■ Task
The expected answer comprises all lines from the entries that contain the string "title".

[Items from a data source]
((

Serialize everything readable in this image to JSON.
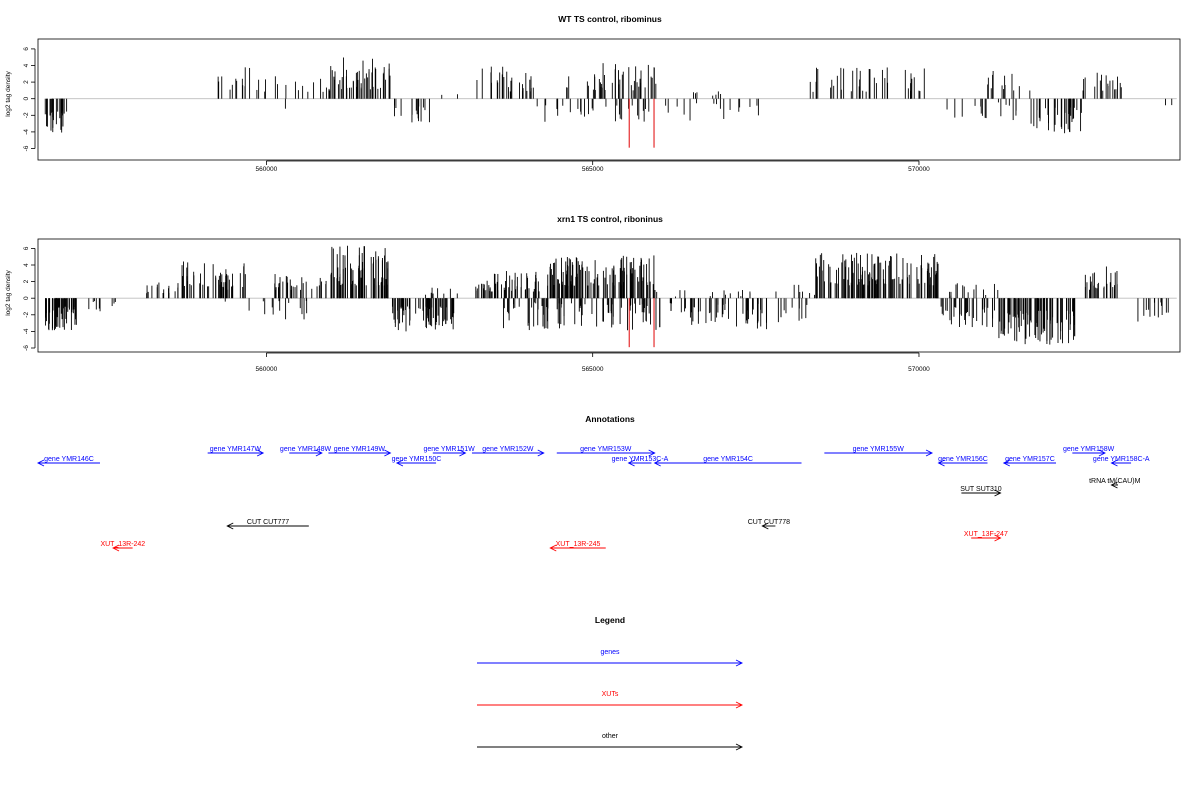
{
  "chart_data": [
    {
      "type": "bar",
      "title": "WT TS control, ribominus",
      "xlabel": "",
      "ylabel": "log2 tag density",
      "xlim": [
        556500,
        574000
      ],
      "ylim": [
        -6,
        7
      ],
      "xticks": [
        560000,
        565000,
        570000
      ],
      "xtick_labels": [
        "560000",
        "565000",
        "570000"
      ],
      "yticks": [
        -6,
        -4,
        -2,
        0,
        2,
        4,
        6
      ],
      "ytick_labels": [
        "-6",
        "-4",
        "-2",
        "0",
        "2",
        "4",
        "6"
      ],
      "grid": false,
      "baseline_color": "#bdbdbd",
      "bar_color": "#000000",
      "highlight_color": "#e31a1c",
      "highlight_bars": [
        {
          "x": 565560,
          "y": -5.9
        },
        {
          "x": 565940,
          "y": -5.9
        }
      ],
      "regions": [
        {
          "from": 556600,
          "to": 556950,
          "sign": -1,
          "min": 1.5,
          "max": 4.3,
          "density": 2.2
        },
        {
          "from": 559200,
          "to": 560900,
          "sign": 1,
          "min": 0.8,
          "max": 3.8,
          "density": 0.5
        },
        {
          "from": 560200,
          "to": 560300,
          "sign": -1,
          "min": 1.0,
          "max": 2.4,
          "density": 0.3
        },
        {
          "from": 560900,
          "to": 561900,
          "sign": 1,
          "min": 1.0,
          "max": 5.0,
          "density": 1.7
        },
        {
          "from": 561950,
          "to": 562500,
          "sign": -1,
          "min": 0.8,
          "max": 3.0,
          "density": 0.9
        },
        {
          "from": 562600,
          "to": 562950,
          "sign": 1,
          "min": 0.3,
          "max": 1.0,
          "density": 0.2
        },
        {
          "from": 563200,
          "to": 564100,
          "sign": 1,
          "min": 0.8,
          "max": 3.9,
          "density": 1.0
        },
        {
          "from": 564100,
          "to": 566000,
          "sign": -1,
          "min": 0.8,
          "max": 2.8,
          "density": 0.5
        },
        {
          "from": 564600,
          "to": 566000,
          "sign": 1,
          "min": 1.0,
          "max": 4.3,
          "density": 1.0
        },
        {
          "from": 566100,
          "to": 567600,
          "sign": -1,
          "min": 0.5,
          "max": 2.9,
          "density": 0.35
        },
        {
          "from": 566100,
          "to": 567200,
          "sign": 1,
          "min": 0.3,
          "max": 1.2,
          "density": 0.2
        },
        {
          "from": 568300,
          "to": 570100,
          "sign": 1,
          "min": 0.8,
          "max": 3.8,
          "density": 0.7
        },
        {
          "from": 570300,
          "to": 571500,
          "sign": -1,
          "min": 0.4,
          "max": 2.6,
          "density": 0.45
        },
        {
          "from": 570900,
          "to": 571700,
          "sign": 1,
          "min": 0.8,
          "max": 3.5,
          "density": 0.55
        },
        {
          "from": 571700,
          "to": 572500,
          "sign": -1,
          "min": 1.0,
          "max": 4.3,
          "density": 1.5
        },
        {
          "from": 572500,
          "to": 573100,
          "sign": 1,
          "min": 0.8,
          "max": 3.4,
          "density": 1.0
        },
        {
          "from": 573700,
          "to": 573900,
          "sign": -1,
          "min": 0.6,
          "max": 1.2,
          "density": 0.3
        }
      ]
    },
    {
      "type": "bar",
      "title": "xrn1 TS control, riboninus",
      "xlabel": "",
      "ylabel": "log2 tag density",
      "xlim": [
        556500,
        574000
      ],
      "ylim": [
        -6,
        7
      ],
      "xticks": [
        560000,
        565000,
        570000
      ],
      "xtick_labels": [
        "560000",
        "565000",
        "570000"
      ],
      "yticks": [
        -6,
        -4,
        -2,
        0,
        2,
        4,
        6
      ],
      "ytick_labels": [
        "-6",
        "-4",
        "-2",
        "0",
        "2",
        "4",
        "6"
      ],
      "grid": false,
      "baseline_color": "#bdbdbd",
      "bar_color": "#000000",
      "highlight_color": "#e31a1c",
      "highlight_bars": [
        {
          "x": 565560,
          "y": -5.9
        },
        {
          "x": 565940,
          "y": -5.9
        }
      ],
      "regions": [
        {
          "from": 556600,
          "to": 557100,
          "sign": -1,
          "min": 1.0,
          "max": 4.0,
          "density": 3.0
        },
        {
          "from": 557200,
          "to": 557700,
          "sign": -1,
          "min": 0.3,
          "max": 1.8,
          "density": 0.6
        },
        {
          "from": 558100,
          "to": 558900,
          "sign": 1,
          "min": 0.6,
          "max": 2.0,
          "density": 0.8
        },
        {
          "from": 558700,
          "to": 559700,
          "sign": 1,
          "min": 1.0,
          "max": 4.5,
          "density": 1.5
        },
        {
          "from": 559300,
          "to": 560700,
          "sign": -1,
          "min": 0.3,
          "max": 2.6,
          "density": 0.35
        },
        {
          "from": 560100,
          "to": 560900,
          "sign": 1,
          "min": 1.0,
          "max": 3.0,
          "density": 1.2
        },
        {
          "from": 560900,
          "to": 561900,
          "sign": 1,
          "min": 1.5,
          "max": 6.4,
          "density": 2.6
        },
        {
          "from": 561900,
          "to": 562950,
          "sign": -1,
          "min": 1.0,
          "max": 4.0,
          "density": 2.2
        },
        {
          "from": 562400,
          "to": 562950,
          "sign": 1,
          "min": 0.3,
          "max": 1.6,
          "density": 0.5
        },
        {
          "from": 563200,
          "to": 564200,
          "sign": 1,
          "min": 0.8,
          "max": 3.3,
          "density": 1.8
        },
        {
          "from": 563600,
          "to": 567600,
          "sign": -1,
          "min": 0.5,
          "max": 3.9,
          "density": 1.0
        },
        {
          "from": 564300,
          "to": 565950,
          "sign": 1,
          "min": 1.5,
          "max": 5.3,
          "density": 2.4
        },
        {
          "from": 565950,
          "to": 567600,
          "sign": 1,
          "min": 0.2,
          "max": 1.0,
          "density": 0.3
        },
        {
          "from": 567300,
          "to": 568300,
          "sign": -1,
          "min": 0.5,
          "max": 3.8,
          "density": 0.7
        },
        {
          "from": 567800,
          "to": 568400,
          "sign": 1,
          "min": 0.3,
          "max": 1.8,
          "density": 0.4
        },
        {
          "from": 568400,
          "to": 570300,
          "sign": 1,
          "min": 1.5,
          "max": 5.7,
          "density": 2.1
        },
        {
          "from": 570300,
          "to": 571200,
          "sign": -1,
          "min": 1.0,
          "max": 3.5,
          "density": 1.3
        },
        {
          "from": 570400,
          "to": 571300,
          "sign": 1,
          "min": 0.3,
          "max": 1.8,
          "density": 0.5
        },
        {
          "from": 571200,
          "to": 572400,
          "sign": -1,
          "min": 1.5,
          "max": 5.8,
          "density": 2.4
        },
        {
          "from": 572500,
          "to": 573100,
          "sign": 1,
          "min": 1.0,
          "max": 4.0,
          "density": 1.5
        },
        {
          "from": 573300,
          "to": 573900,
          "sign": -1,
          "min": 0.4,
          "max": 3.8,
          "density": 0.7
        }
      ]
    }
  ],
  "annotations": {
    "title": "Annotations",
    "xlim": [
      556500,
      574000
    ],
    "colors": {
      "genes": "#0000ff",
      "XUTs": "#ff0000",
      "other": "#000000"
    },
    "features": [
      {
        "label": "gene YMR146C",
        "kind": "genes",
        "start": 556500,
        "end": 557450,
        "strand": "-",
        "row": 2
      },
      {
        "label": "gene YMR147W",
        "kind": "genes",
        "start": 559100,
        "end": 559950,
        "strand": "+",
        "row": 1
      },
      {
        "label": "gene YMR148W",
        "kind": "genes",
        "start": 560350,
        "end": 560850,
        "strand": "+",
        "row": 1
      },
      {
        "label": "gene YMR149W",
        "kind": "genes",
        "start": 560950,
        "end": 561900,
        "strand": "+",
        "row": 1
      },
      {
        "label": "gene YMR150C",
        "kind": "genes",
        "start": 562000,
        "end": 562600,
        "strand": "-",
        "row": 2
      },
      {
        "label": "gene YMR151W",
        "kind": "genes",
        "start": 562550,
        "end": 563050,
        "strand": "+",
        "row": 1
      },
      {
        "label": "gene YMR152W",
        "kind": "genes",
        "start": 563150,
        "end": 564250,
        "strand": "+",
        "row": 1
      },
      {
        "label": "gene YMR153W",
        "kind": "genes",
        "start": 564450,
        "end": 565950,
        "strand": "+",
        "row": 1
      },
      {
        "label": "gene YMR153C-A",
        "kind": "genes",
        "start": 565550,
        "end": 565900,
        "strand": "-",
        "row": 2
      },
      {
        "label": "gene YMR154C",
        "kind": "genes",
        "start": 565950,
        "end": 568200,
        "strand": "-",
        "row": 2
      },
      {
        "label": "gene YMR155W",
        "kind": "genes",
        "start": 568550,
        "end": 570200,
        "strand": "+",
        "row": 1
      },
      {
        "label": "gene YMR156C",
        "kind": "genes",
        "start": 570300,
        "end": 571050,
        "strand": "-",
        "row": 2
      },
      {
        "label": "gene YMR157C",
        "kind": "genes",
        "start": 571300,
        "end": 572100,
        "strand": "-",
        "row": 2
      },
      {
        "label": "gene YMR158W",
        "kind": "genes",
        "start": 572350,
        "end": 572850,
        "strand": "+",
        "row": 1
      },
      {
        "label": "gene YMR158C-A",
        "kind": "genes",
        "start": 572950,
        "end": 573250,
        "strand": "-",
        "row": 2
      },
      {
        "label": "tRNA tM(CAU)M",
        "kind": "other",
        "start": 572950,
        "end": 573050,
        "strand": "-",
        "row": 3
      },
      {
        "label": "SUT SUT310",
        "kind": "other",
        "start": 570650,
        "end": 571250,
        "strand": "+",
        "row": 4
      },
      {
        "label": "CUT CUT777",
        "kind": "other",
        "start": 559400,
        "end": 560650,
        "strand": "-",
        "row": 5
      },
      {
        "label": "CUT CUT778",
        "kind": "other",
        "start": 567600,
        "end": 567800,
        "strand": "-",
        "row": 5
      },
      {
        "label": "XUT_13F-247",
        "kind": "XUTs",
        "start": 570800,
        "end": 571250,
        "strand": "+",
        "row": 6
      },
      {
        "label": "XUT_13R-242",
        "kind": "XUTs",
        "start": 557650,
        "end": 557950,
        "strand": "-",
        "row": 7
      },
      {
        "label": "XUT_13R-245",
        "kind": "XUTs",
        "start": 564350,
        "end": 565200,
        "strand": "-",
        "row": 7
      }
    ]
  },
  "legend": {
    "title": "Legend",
    "entries": [
      {
        "label": "genes",
        "color": "#0000ff"
      },
      {
        "label": "XUTs",
        "color": "#ff0000"
      },
      {
        "label": "other",
        "color": "#000000"
      }
    ]
  }
}
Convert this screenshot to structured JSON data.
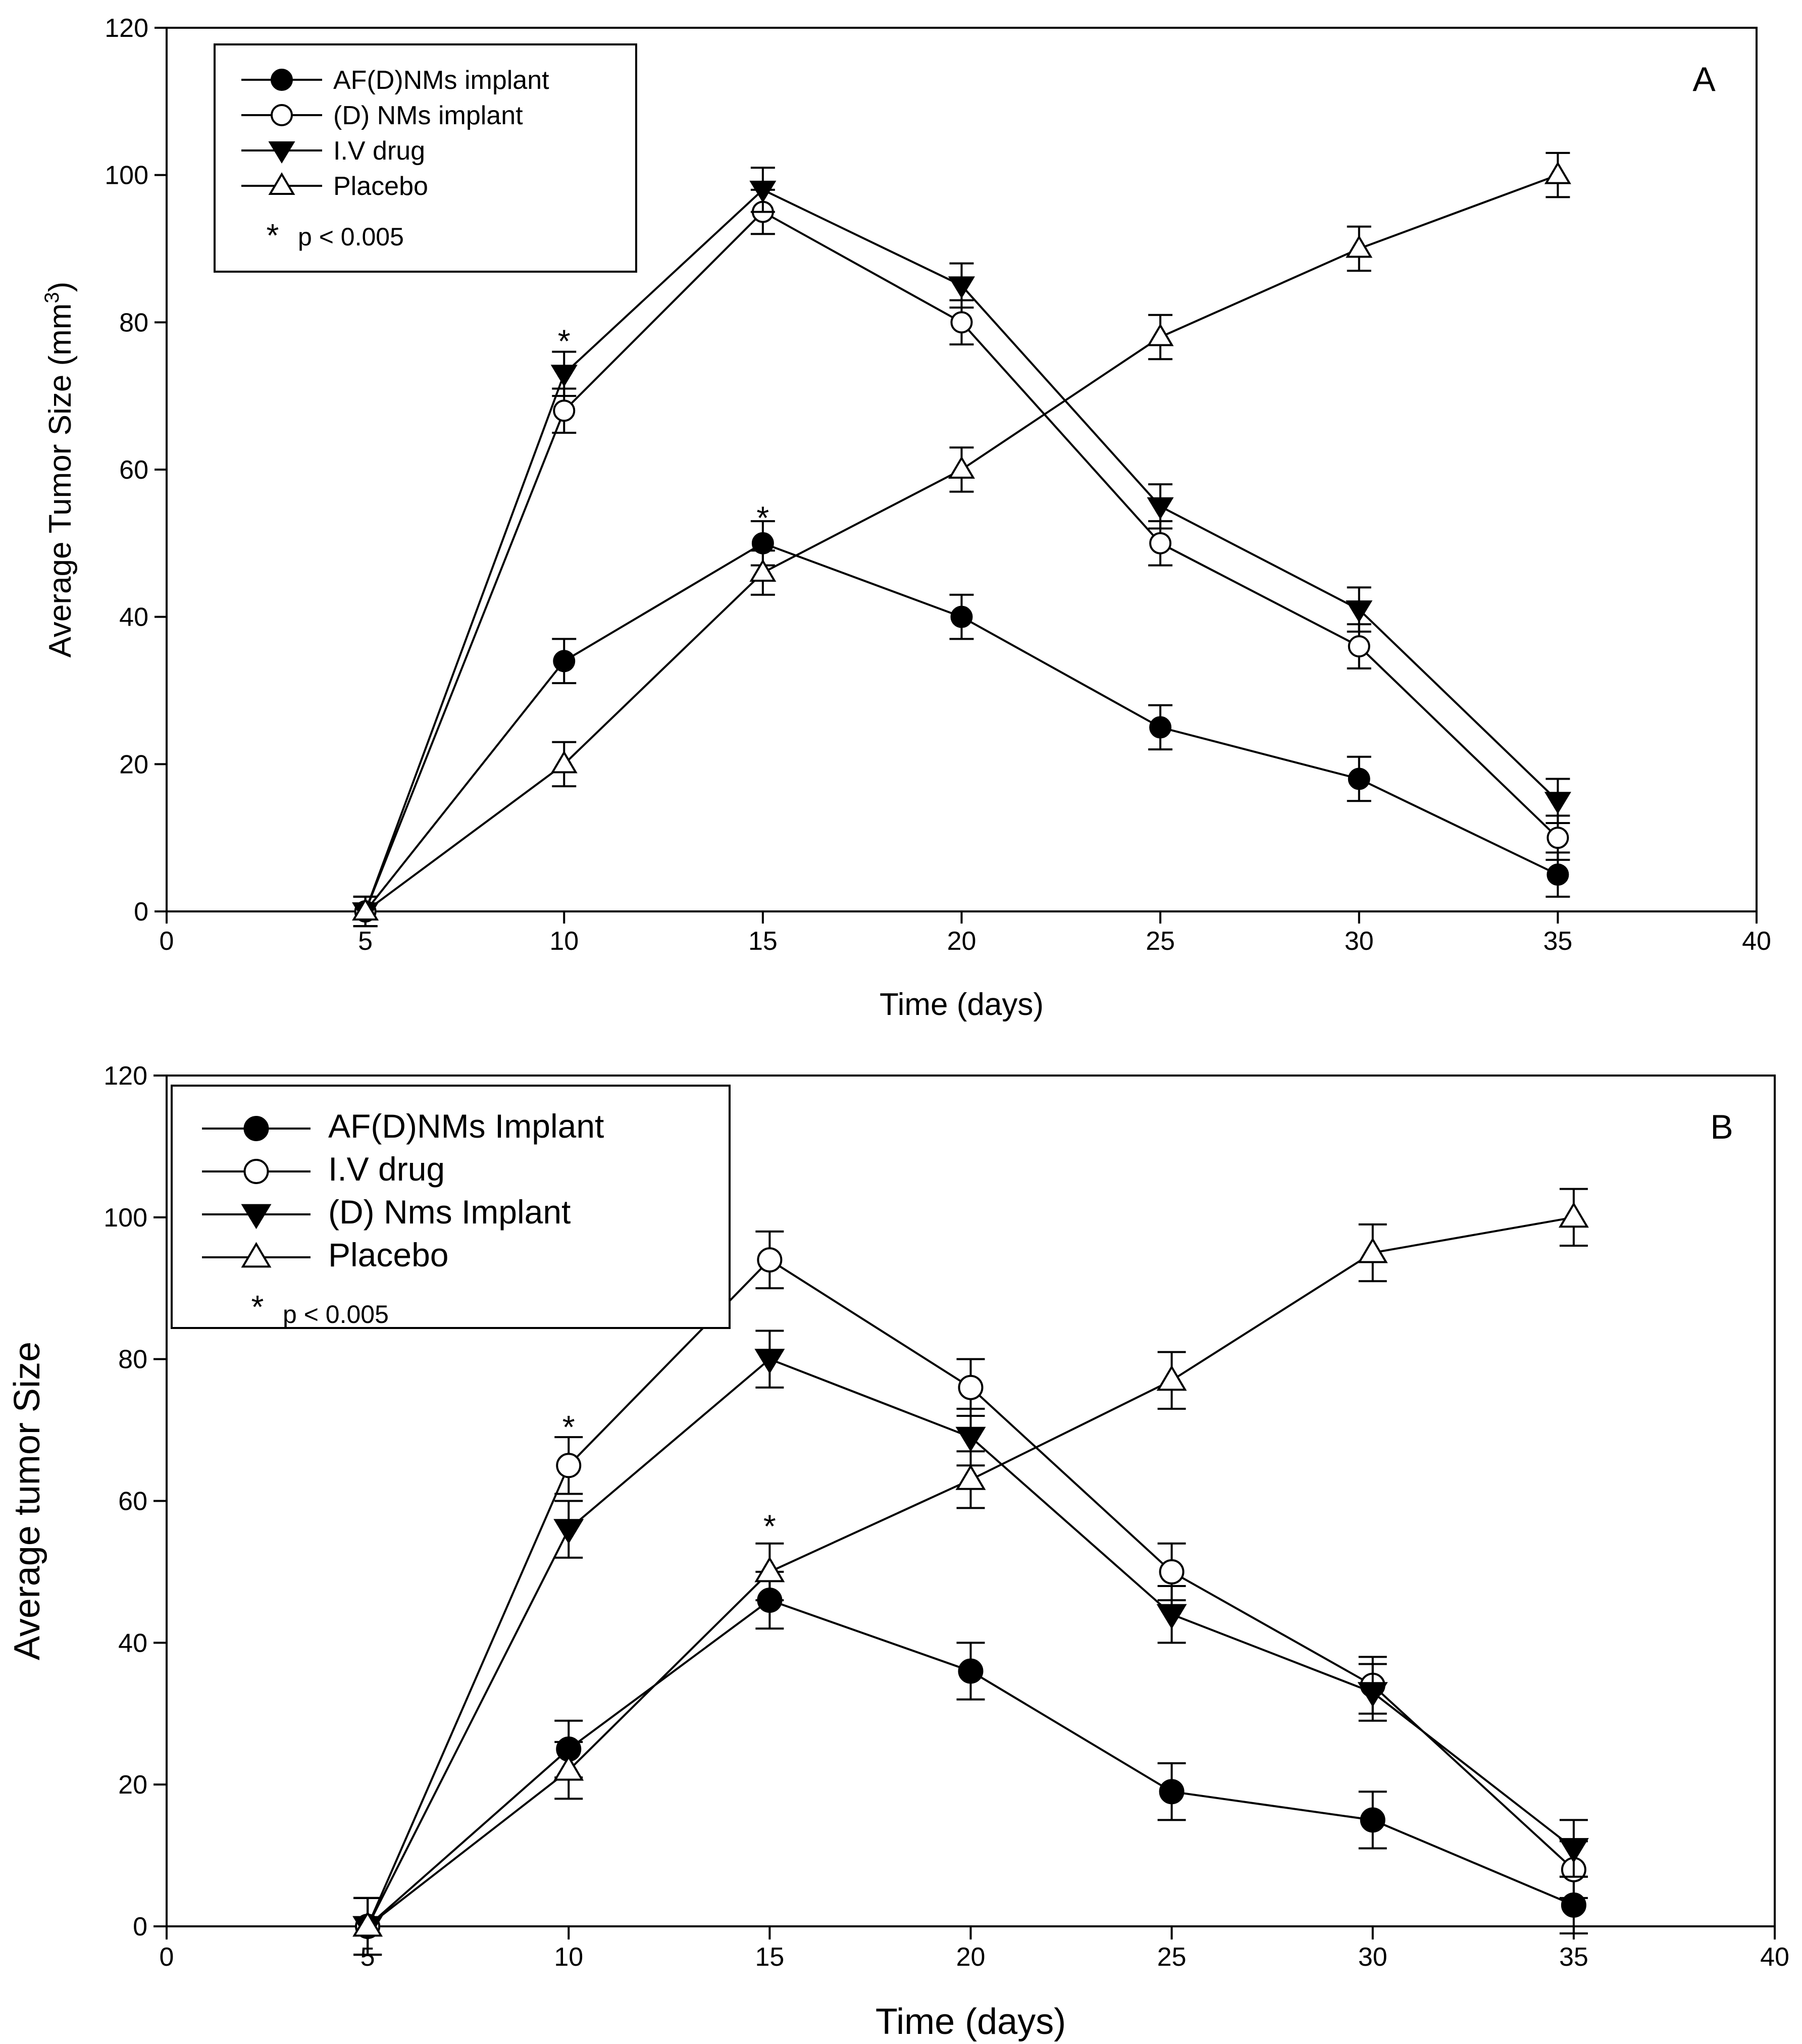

))

■ Solution
      "title": "WT TS control, ribominus",
      "title": "xrn1 TS control, riboninus",
    "title": "Annotations",
    "title": "Legend",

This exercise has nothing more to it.